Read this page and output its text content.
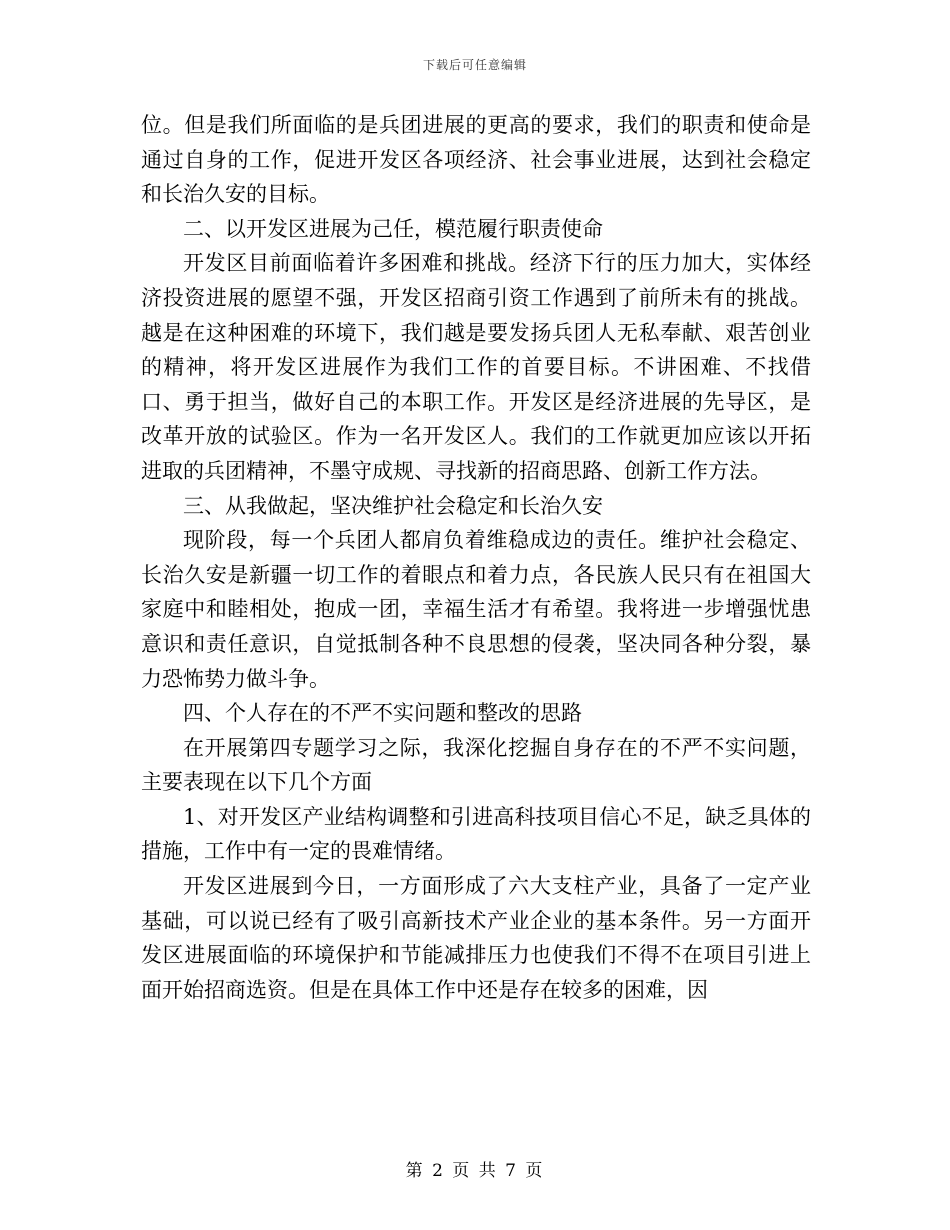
下载后可任意编辑

位。但是我们所面临的是兵团进展的更高的要求，我们的职责和使命是通过自身的工作，促进开发区各项经济、社会事业进展，达到社会稳定和长治久安的目标。

二、以开发区进展为己任，模范履行职责使命

开发区目前面临着许多困难和挑战。经济下行的压力加大，实体经济投资进展的愿望不强，开发区招商引资工作遇到了前所未有的挑战。越是在这种困难的环境下，我们越是要发扬兵团人无私奉献、艰苦创业的精神，将开发区进展作为我们工作的首要目标。不讲困难、不找借口、勇于担当，做好自己的本职工作。开发区是经济进展的先导区，是改革开放的试验区。作为一名开发区人。我们的工作就更加应该以开拓进取的兵团精神，不墨守成规、寻找新的招商思路、创新工作方法。

三、从我做起，坚决维护社会稳定和长治久安

现阶段，每一个兵团人都肩负着维稳成边的责任。维护社会稳定、长治久安是新疆一切工作的着眼点和着力点，各民族人民只有在祖国大家庭中和睦相处，抱成一团，幸福生活才有希望。我将进一步增强忧患意识和责任意识，自觉抵制各种不良思想的侵袭，坚决同各种分裂，暴力恐怖势力做斗争。

四、个人存在的不严不实问题和整改的思路

在开展第四专题学习之际，我深化挖掘自身存在的不严不实问题，主要表现在以下几个方面

1、对开发区产业结构调整和引进高科技项目信心不足，缺乏具体的措施，工作中有一定的畏难情绪。

开发区进展到今日，一方面形成了六大支柱产业，具备了一定产业基础，可以说已经有了吸引高新技术产业企业的基本条件。另一方面开发区进展面临的环境保护和节能减排压力也使我们不得不在项目引进上面开始招商选资。但是在具体工作中还是存在较多的困难，因

第 2 页 共 7 页
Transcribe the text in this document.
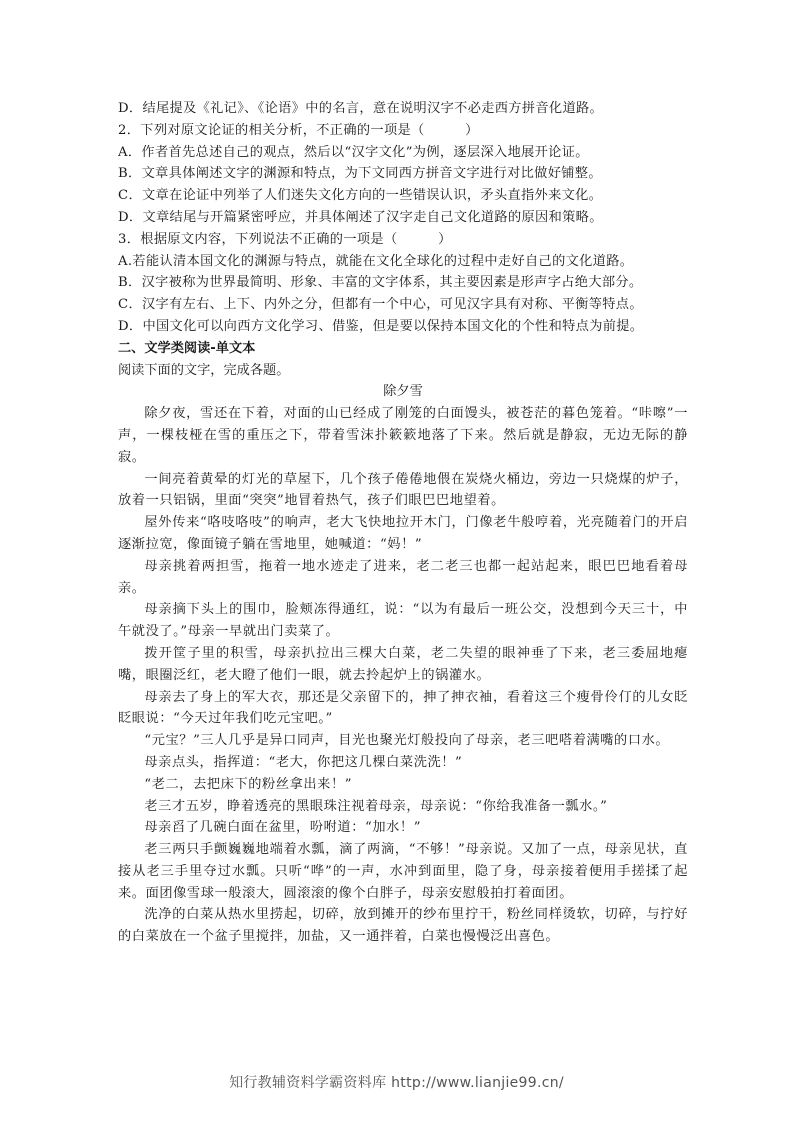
D．结尾提及《礼记》、《论语》中的名言，意在说明汉字不必走西方拼音化道路。
2．下列对原文论证的相关分析，不正确的一项是（　　　）
A．作者首先总述自己的观点，然后以“汉字文化”为例，逐层深入地展开论证。
B．文章具体阐述文字的渊源和特点，为下文同西方拼音文字进行对比做好铺整。
C．文章在论证中列举了人们迷失文化方向的一些错误认识，矛头直指外来文化。
D．文章结尾与开篇紧密呼应，并具体阐述了汉字走自己文化道路的原因和策略。
3．根据原文内容，下列说法不正确的一项是（　　　）
A.若能认清本国文化的渊源与特点，就能在文化全球化的过程中走好自己的文化道路。
B．汉字被称为世界最简明、形象、丰富的文字体系，其主要因素是形声字占绝大部分。
C．汉字有左右、上下、内外之分，但都有一个中心，可见汉字具有对称、平衡等特点。
D．中国文化可以向西方文化学习、借鉴，但是要以保持本国文化的个性和特点为前提。
二、文学类阅读-单文本
阅读下面的文字，完成各题。
除夕雪
除夕夜，雪还在下着，对面的山已经成了刚笼的白面馒头，被苍茫的暮色笼着。“咔嚓”一声，一棵枝桠在雪的重压之下，带着雪沫扑簌簌地落了下来。然后就是静寂，无边无际的静寂。
一间亮着黄晕的灯光的草屋下，几个孩子倦倦地偎在炭烧火桶边，旁边一只烧煤的炉子，放着一只铝锅，里面“突突”地冒着热气，孩子们眼巴巴地望着。
屋外传来“咯吱咯吱”的响声，老大飞快地拉开木门，门像老牛般哼着，光亮随着门的开启逐渐拉宽，像面镜子躺在雪地里，她喊道：“妈！”
母亲挑着两担雪，拖着一地水迹走了进来，老二老三也都一起站起来，眼巴巴地看着母亲。
母亲摘下头上的围巾，脸颊冻得通红，说：“以为有最后一班公交，没想到今天三十，中午就没了。”母亲一早就出门卖菜了。
拨开筐子里的积雪，母亲扒拉出三棵大白菜，老二失望的眼神垂了下来，老三委屈地瘪嘴，眼圈泛红，老大瞪了他们一眼，就去拎起炉上的锅灌水。
母亲去了身上的军大衣，那还是父亲留下的，抻了抻衣袖，看着这三个瘦骨伶仃的儿女眨眨眼说：“今天过年我们吃元宝吧。”
“元宝？”三人几乎是异口同声，目光也聚光灯般投向了母亲，老三吧嗒着满嘴的口水。
母亲点头，指挥道：“老大，你把这几棵白菜洗洗！”
“老二，去把床下的粉丝拿出来！”
老三才五岁，睁着透亮的黑眼珠注视着母亲，母亲说：“你给我准备一瓢水。”
母亲舀了几碗白面在盆里，吩咐道：“加水！”
老三两只手颤巍巍地端着水瓢，滴了两滴，“不够！”母亲说。又加了一点，母亲见状，直接从老三手里夺过水瓢。只听“哗”的一声，水冲到面里，隐了身，母亲接着便用手搓揉了起来。面团像雪球一般滚大，圆滚滚的像个白胖子，母亲安慰般拍打着面团。
洗净的白菜从热水里捞起，切碎，放到摊开的纱布里拧干，粉丝同样烫软，切碎，与拧好的白菜放在一个盆子里搅拌，加盐，又一通拌着，白菜也慢慢泛出喜色。
知行教辅资料学霸资料库 http://www.lianjie99.cn/
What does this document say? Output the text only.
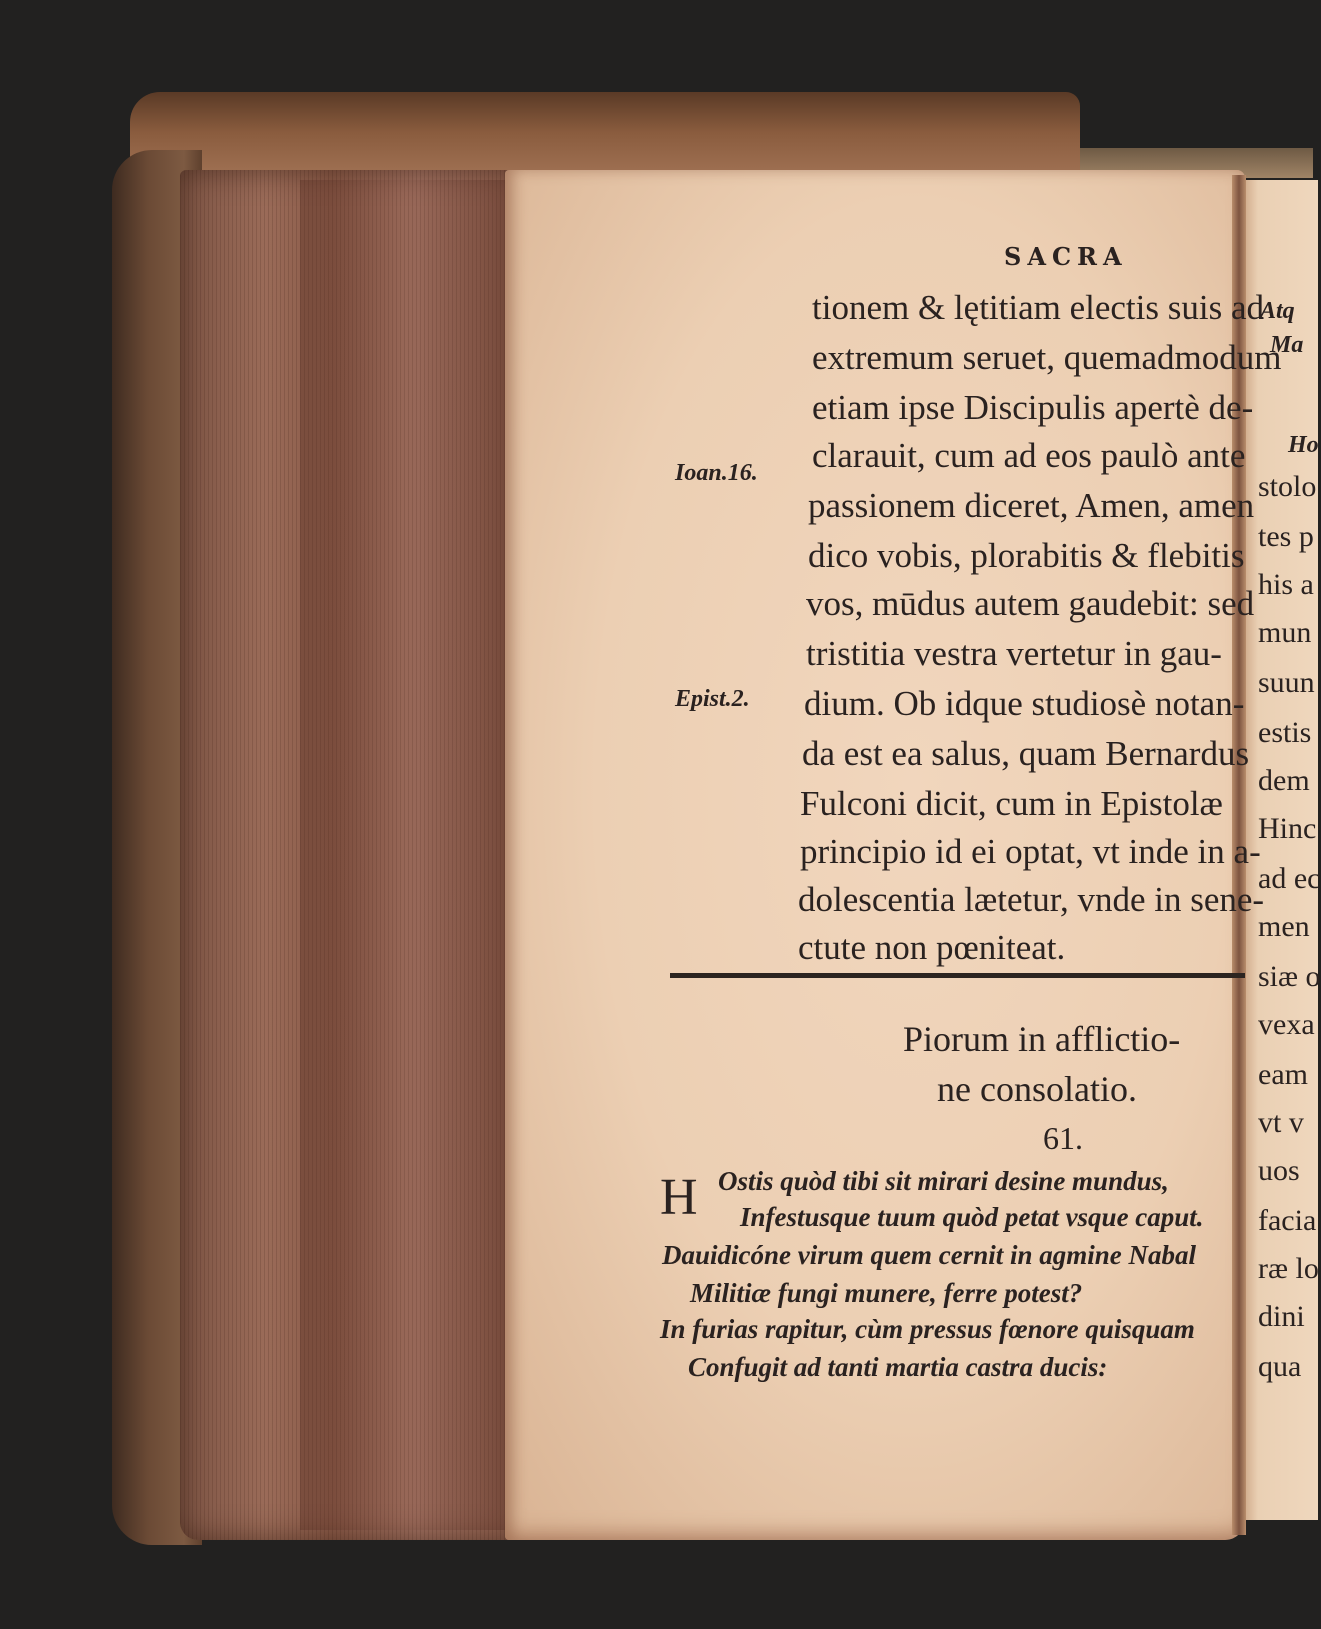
SACRA
Ioan.16.
Epist.2.
tionem & lętitiam electis suis ad
extremum seruet, quemadmodum
etiam ipse Discipulis apertè de-
clarauit, cum ad eos paulò ante
passionem diceret, Amen, amen
dico vobis, plorabitis & flebitis
vos, mūdus autem gaudebit: sed
tristitia vestra vertetur in gau-
dium. Ob idque studiosè notan-
da est ea salus, quam Bernardus
Fulconi dicit, cum in Epistolæ
principio id ei optat, vt inde in a-
dolescentia lætetur, vnde in sene-
ctute non pœniteat.
Piorum in afflictio-
ne consolatio.
61.
H Ostis quòd tibi sit mirari desine mundus,
Infestusque tuum quòd petat vsque caput.
Dauidicóne virum quem cernit in agmine Nabal
Militiæ fungi munere, ferre potest?
In furias rapitur, cùm pressus fœnore quisquam
Confugit ad tanti martia castra ducis:
Atq
Ma
Ho
stolo
tes p
his a
mun
suun
estis
dem
Hinc
ad ec
men
siæ o
vexa
eam
vt v
uos
facia
ræ lo
dini
qua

__DESCRIPTION OF THE TASK__:
Beginning with the line with "What does this", repeat the entries above exactly, up to and including the last line, leaving out pictures.

__TASK OUTPUT__:
What does this document say? Output the text only.
SACRA
Ioan.16.
Epist.2.
tionem & lętitiam electis suis ad
extremum seruet, quemadmodum
etiam ipse Discipulis apertè de-
clarauit, cum ad eos paulò ante
passionem diceret, Amen, amen
dico vobis, plorabitis & flebitis
vos, mūdus autem gaudebit: sed
tristitia vestra vertetur in gau-
dium. Ob idque studiosè notan-
da est ea salus, quam Bernardus
Fulconi dicit, cum in Epistolæ
principio id ei optat, vt inde in a-
dolescentia lætetur, vnde in sene-
ctute non pœniteat.
Piorum in afflictio-
ne consolatio.
61.
H Ostis quòd tibi sit mirari desine mundus,
Infestusque tuum quòd petat vsque caput.
Dauidicóne virum quem cernit in agmine Nabal
Militiæ fungi munere, ferre potest?
In furias rapitur, cùm pressus fœnore quisquam
Confugit ad tanti martia castra ducis:
Atq
Ma
Ho
stolo
tes p
his a
mun
suun
estis
dem
Hinc
ad ec
men
siæ o
vexa
eam
vt v
uos
facia
ræ lo
dini
qua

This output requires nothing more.